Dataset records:
[BEGIN]
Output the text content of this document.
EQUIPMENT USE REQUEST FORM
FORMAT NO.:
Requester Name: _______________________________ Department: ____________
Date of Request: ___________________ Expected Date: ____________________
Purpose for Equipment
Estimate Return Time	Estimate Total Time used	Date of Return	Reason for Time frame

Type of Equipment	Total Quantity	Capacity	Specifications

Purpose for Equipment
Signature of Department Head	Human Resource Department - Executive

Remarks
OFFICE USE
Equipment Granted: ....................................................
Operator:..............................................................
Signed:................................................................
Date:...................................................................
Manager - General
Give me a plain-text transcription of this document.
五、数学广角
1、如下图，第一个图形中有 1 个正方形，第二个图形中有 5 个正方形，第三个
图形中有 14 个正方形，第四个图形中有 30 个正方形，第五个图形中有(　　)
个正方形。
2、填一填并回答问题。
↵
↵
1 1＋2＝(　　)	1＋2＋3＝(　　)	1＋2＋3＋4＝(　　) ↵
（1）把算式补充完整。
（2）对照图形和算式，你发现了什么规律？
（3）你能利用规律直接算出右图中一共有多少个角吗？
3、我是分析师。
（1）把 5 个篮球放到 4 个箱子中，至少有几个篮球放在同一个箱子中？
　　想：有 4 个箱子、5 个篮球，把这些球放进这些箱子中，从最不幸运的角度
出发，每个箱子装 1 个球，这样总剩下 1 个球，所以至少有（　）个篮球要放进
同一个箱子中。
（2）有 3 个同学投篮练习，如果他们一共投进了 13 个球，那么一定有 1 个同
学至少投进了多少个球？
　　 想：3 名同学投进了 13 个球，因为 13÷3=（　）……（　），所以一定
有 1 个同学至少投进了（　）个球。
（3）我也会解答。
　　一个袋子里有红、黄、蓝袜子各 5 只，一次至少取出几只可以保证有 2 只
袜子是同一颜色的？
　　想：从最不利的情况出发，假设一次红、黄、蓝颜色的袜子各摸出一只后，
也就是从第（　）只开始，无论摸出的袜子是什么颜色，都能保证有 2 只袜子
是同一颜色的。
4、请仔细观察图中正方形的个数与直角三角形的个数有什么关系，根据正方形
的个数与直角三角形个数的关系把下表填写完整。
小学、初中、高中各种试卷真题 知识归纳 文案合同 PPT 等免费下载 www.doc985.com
[END]
Give the count of lines in the data shown above that contain "个正方形", and nothing else.

3